Extract each line holding the word "Building" from the entries.

---------- Entries shown

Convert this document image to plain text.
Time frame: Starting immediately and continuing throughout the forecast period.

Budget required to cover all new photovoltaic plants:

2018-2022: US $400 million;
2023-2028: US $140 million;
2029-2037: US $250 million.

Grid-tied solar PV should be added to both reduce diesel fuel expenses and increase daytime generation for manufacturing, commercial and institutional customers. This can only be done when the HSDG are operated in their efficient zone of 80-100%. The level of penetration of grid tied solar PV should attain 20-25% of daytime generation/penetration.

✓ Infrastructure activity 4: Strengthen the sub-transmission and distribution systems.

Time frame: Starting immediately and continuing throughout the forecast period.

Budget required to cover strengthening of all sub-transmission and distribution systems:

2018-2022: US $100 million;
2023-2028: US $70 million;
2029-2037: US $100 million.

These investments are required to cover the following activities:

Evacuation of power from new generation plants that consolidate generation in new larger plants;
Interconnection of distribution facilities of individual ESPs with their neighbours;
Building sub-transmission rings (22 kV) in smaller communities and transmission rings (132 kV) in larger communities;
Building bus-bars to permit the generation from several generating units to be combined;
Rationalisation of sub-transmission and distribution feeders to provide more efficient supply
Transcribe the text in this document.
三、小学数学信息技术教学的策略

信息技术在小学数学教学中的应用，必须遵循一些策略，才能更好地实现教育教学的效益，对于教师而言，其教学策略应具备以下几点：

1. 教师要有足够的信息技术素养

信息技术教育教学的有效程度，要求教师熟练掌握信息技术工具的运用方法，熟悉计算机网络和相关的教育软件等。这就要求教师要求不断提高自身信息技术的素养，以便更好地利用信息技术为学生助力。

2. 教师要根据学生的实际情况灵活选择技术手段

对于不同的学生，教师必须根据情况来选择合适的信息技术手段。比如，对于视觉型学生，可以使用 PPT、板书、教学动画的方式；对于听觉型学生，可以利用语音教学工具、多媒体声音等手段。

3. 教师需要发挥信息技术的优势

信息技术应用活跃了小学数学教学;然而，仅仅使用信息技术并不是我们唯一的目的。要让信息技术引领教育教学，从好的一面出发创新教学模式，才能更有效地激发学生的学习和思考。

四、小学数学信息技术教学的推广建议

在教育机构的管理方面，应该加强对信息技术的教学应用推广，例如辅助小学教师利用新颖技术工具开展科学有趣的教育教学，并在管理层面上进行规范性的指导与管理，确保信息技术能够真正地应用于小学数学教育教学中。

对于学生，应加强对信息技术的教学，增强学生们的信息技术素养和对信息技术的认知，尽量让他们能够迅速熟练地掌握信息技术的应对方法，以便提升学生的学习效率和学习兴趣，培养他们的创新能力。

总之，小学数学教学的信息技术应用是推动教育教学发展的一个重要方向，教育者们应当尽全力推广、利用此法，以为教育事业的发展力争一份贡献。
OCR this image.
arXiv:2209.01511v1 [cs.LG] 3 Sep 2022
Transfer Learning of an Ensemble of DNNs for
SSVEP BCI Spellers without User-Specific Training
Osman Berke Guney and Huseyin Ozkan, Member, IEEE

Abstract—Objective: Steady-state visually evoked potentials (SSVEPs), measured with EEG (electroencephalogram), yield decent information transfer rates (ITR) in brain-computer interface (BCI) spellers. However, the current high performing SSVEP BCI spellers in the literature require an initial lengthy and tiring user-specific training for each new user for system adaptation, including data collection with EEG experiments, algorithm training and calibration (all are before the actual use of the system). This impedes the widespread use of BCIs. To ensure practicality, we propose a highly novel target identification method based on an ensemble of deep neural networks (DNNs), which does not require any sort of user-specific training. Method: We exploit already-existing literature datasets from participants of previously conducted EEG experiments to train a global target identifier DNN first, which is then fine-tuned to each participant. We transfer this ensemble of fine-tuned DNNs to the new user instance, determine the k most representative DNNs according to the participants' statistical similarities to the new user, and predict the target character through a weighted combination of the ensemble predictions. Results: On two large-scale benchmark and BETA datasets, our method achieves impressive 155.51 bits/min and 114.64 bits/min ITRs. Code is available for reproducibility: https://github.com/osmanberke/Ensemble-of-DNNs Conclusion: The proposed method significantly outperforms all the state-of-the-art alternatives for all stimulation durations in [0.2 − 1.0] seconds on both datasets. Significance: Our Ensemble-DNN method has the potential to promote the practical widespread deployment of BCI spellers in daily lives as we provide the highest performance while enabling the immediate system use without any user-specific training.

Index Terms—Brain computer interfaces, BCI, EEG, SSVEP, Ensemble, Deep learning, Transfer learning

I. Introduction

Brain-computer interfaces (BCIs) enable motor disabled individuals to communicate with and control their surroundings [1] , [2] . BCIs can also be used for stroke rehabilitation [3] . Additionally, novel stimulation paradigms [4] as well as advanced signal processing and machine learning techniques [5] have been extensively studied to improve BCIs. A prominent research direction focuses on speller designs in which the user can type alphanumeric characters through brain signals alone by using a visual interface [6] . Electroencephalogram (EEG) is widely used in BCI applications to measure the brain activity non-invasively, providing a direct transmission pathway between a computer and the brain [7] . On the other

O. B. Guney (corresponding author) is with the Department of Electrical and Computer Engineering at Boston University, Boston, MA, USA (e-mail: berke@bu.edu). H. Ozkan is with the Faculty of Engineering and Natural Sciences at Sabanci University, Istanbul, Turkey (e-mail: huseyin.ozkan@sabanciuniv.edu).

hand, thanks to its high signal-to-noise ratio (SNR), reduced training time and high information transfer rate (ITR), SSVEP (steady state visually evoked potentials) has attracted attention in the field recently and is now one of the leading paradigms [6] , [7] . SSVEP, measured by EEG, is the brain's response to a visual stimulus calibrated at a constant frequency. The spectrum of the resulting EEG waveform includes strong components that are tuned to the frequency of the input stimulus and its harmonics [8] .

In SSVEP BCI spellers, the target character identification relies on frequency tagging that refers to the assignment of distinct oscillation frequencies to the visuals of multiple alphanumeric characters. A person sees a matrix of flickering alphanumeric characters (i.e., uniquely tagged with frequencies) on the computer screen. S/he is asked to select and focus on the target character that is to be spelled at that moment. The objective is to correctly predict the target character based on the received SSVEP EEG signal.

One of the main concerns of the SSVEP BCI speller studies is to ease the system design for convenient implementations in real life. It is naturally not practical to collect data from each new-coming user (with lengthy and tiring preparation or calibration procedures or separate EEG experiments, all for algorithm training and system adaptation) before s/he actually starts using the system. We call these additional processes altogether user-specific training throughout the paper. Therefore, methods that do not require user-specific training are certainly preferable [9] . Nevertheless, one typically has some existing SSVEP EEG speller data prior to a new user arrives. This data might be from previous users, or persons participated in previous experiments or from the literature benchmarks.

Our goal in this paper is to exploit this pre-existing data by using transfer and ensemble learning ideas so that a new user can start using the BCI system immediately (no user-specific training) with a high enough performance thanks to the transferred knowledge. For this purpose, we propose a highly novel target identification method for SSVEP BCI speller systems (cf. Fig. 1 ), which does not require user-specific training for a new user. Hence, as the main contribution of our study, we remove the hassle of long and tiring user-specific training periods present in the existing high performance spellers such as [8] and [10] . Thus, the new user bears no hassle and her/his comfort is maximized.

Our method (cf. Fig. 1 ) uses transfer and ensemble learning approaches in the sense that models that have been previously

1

--------------------

● Final result
Building sub-transmission rings (22 kV) in smaller communities and transmission rings (132 kV) in larger communities;
Building bus-bars to permit the generation from several generating units to be combined;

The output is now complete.